**EXERCISE TASK**
Only the number is wanted: how many lines of the data contain "Silver"?

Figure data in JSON
>> BEGIN

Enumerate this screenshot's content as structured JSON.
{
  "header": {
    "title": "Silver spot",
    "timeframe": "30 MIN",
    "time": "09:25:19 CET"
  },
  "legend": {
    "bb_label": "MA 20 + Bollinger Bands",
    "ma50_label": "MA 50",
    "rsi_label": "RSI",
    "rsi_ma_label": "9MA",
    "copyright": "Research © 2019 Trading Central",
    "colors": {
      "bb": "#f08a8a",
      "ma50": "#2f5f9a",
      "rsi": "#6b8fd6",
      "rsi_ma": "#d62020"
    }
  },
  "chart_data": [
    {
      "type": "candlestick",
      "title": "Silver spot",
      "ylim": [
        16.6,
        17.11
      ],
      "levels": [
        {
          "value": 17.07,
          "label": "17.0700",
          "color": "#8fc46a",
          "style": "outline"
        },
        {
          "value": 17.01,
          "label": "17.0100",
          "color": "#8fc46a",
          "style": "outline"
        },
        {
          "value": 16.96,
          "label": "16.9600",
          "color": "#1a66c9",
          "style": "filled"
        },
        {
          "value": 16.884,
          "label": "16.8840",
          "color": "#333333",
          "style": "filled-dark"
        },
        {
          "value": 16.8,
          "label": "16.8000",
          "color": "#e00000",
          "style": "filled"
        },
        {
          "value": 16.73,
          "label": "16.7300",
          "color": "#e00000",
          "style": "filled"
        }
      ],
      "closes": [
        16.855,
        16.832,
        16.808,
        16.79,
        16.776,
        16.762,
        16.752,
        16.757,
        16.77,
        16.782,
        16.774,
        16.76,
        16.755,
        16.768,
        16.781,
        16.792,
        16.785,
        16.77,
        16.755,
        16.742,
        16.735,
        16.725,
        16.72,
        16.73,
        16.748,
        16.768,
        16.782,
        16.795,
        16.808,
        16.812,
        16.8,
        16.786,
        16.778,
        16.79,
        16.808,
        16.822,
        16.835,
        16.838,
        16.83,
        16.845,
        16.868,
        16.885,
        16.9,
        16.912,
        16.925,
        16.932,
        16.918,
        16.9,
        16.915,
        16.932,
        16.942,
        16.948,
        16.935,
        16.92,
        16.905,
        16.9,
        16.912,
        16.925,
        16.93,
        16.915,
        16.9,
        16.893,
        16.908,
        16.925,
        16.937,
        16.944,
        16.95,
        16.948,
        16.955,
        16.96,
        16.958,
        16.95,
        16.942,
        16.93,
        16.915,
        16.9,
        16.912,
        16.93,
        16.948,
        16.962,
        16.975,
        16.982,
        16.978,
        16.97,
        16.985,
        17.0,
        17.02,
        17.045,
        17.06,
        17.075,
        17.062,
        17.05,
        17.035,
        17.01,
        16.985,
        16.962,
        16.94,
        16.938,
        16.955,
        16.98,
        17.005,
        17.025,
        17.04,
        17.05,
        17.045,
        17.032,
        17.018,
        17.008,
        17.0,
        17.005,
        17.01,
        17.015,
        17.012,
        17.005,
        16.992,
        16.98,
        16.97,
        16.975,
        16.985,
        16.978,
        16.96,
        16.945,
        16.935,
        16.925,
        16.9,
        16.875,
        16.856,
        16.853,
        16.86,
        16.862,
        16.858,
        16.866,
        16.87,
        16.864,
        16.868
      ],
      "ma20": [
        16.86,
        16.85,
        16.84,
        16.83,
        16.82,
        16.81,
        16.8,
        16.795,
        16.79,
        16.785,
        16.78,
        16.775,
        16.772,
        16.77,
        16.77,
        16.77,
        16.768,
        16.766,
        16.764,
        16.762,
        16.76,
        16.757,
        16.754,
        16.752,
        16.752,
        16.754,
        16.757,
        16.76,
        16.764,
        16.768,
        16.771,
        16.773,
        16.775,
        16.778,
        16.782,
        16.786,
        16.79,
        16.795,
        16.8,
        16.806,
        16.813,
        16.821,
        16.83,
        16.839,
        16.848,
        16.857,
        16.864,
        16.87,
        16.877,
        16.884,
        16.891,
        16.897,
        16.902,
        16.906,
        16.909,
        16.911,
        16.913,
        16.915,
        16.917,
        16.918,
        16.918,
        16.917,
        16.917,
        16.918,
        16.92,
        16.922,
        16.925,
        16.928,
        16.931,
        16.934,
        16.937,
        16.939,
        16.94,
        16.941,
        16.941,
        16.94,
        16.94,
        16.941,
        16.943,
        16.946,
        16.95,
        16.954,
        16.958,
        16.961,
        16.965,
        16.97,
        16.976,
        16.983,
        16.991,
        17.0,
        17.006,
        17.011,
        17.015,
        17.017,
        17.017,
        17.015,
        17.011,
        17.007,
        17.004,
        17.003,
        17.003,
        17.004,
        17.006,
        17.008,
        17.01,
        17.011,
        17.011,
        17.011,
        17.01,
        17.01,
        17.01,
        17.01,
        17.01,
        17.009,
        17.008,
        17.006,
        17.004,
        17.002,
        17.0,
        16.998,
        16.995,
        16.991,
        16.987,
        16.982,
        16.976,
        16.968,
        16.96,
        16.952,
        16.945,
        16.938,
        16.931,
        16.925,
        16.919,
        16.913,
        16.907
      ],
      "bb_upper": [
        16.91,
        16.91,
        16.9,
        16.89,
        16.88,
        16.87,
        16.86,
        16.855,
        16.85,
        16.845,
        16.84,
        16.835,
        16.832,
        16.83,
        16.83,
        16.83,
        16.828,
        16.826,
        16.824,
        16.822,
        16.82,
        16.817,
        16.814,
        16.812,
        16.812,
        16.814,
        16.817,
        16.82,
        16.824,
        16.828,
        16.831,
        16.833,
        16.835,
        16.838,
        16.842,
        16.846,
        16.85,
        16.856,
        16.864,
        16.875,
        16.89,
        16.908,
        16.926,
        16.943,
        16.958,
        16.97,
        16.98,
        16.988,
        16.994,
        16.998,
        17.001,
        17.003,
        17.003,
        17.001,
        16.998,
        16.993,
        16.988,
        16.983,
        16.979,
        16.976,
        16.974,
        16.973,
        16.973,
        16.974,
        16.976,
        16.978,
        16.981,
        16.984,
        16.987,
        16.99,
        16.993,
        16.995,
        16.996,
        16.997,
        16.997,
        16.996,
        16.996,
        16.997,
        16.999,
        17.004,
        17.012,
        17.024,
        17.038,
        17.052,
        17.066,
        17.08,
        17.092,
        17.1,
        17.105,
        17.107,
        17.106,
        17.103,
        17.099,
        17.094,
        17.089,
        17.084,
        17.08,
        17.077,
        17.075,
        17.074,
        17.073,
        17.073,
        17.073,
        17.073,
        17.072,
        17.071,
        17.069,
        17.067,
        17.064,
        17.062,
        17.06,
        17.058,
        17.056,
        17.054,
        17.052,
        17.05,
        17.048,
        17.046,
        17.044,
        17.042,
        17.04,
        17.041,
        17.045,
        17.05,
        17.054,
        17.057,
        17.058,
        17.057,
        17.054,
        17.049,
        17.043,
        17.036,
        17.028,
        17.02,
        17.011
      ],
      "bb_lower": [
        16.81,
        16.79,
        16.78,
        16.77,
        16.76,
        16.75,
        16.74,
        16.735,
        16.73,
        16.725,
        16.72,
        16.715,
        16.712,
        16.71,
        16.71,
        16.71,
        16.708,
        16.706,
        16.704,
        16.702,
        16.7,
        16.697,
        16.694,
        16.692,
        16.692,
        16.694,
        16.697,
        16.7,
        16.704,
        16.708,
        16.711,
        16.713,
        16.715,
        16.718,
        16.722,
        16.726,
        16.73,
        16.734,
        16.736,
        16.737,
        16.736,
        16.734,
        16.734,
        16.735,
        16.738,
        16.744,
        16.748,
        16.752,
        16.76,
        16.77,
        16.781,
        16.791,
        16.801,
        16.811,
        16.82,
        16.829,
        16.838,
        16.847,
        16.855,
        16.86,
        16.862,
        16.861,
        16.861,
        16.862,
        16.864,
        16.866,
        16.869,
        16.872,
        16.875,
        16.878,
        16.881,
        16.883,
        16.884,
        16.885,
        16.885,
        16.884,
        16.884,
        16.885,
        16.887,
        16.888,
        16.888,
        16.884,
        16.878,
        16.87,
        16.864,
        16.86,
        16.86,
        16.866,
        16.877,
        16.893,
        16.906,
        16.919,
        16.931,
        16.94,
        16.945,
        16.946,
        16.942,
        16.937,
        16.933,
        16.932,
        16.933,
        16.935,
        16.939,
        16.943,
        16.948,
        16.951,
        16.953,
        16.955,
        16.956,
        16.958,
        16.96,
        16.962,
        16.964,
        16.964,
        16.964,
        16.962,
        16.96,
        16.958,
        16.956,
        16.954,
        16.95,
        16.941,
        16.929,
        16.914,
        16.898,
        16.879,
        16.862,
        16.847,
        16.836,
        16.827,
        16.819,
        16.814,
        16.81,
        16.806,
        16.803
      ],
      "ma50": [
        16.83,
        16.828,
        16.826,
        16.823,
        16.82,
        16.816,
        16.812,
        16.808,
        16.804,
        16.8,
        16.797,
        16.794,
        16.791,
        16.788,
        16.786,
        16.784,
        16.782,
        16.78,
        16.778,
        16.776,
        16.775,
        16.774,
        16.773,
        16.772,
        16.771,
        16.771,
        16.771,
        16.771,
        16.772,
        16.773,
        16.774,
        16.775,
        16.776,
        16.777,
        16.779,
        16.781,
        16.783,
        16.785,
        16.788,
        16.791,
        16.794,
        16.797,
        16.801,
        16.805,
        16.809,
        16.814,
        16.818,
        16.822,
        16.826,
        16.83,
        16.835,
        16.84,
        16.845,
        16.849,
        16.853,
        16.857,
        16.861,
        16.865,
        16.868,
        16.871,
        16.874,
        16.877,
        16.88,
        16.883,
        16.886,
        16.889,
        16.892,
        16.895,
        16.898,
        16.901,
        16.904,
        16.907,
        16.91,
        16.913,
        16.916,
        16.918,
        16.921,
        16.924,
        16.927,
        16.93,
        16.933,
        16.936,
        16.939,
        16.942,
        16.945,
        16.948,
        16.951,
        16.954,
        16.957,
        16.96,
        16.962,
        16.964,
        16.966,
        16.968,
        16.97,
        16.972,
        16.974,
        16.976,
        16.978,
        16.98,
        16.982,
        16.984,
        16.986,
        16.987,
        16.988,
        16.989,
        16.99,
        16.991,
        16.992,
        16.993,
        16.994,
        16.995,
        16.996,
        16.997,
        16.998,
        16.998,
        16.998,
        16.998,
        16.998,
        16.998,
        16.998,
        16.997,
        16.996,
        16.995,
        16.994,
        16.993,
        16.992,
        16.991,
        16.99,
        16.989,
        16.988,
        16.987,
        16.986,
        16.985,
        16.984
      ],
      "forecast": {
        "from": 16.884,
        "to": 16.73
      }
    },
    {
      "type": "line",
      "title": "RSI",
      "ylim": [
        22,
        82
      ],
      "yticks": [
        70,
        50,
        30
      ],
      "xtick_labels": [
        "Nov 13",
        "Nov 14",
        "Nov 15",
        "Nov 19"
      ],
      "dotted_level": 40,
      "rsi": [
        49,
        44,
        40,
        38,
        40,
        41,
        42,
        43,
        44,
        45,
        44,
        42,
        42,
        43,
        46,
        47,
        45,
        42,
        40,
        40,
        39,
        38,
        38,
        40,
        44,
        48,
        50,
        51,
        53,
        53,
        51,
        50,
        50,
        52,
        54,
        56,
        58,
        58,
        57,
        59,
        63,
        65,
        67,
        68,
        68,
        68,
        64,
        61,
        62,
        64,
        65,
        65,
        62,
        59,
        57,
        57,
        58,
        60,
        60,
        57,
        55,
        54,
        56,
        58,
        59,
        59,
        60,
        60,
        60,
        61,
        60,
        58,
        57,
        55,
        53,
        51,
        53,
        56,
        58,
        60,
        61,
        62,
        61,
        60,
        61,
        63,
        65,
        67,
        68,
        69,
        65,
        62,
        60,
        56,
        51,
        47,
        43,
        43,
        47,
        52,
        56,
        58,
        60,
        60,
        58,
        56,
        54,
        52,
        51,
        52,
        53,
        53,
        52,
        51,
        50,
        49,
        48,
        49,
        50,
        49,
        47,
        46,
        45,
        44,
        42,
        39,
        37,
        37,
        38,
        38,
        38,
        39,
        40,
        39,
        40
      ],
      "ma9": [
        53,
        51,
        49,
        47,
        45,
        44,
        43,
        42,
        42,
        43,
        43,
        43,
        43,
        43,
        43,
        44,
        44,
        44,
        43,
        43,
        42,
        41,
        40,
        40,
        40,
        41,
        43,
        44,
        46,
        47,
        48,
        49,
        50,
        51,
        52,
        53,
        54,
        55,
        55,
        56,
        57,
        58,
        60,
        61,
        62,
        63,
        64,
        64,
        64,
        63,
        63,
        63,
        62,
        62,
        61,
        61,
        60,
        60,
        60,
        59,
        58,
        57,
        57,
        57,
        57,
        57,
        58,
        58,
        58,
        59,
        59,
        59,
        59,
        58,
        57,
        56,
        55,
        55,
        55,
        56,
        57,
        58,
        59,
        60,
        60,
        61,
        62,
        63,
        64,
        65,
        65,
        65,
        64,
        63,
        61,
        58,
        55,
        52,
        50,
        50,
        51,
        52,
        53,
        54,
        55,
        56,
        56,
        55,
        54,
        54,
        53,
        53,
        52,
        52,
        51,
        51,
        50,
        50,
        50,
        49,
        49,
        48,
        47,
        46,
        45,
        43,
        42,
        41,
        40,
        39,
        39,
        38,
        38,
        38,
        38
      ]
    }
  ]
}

>> END

**TASK SOLUTION**
2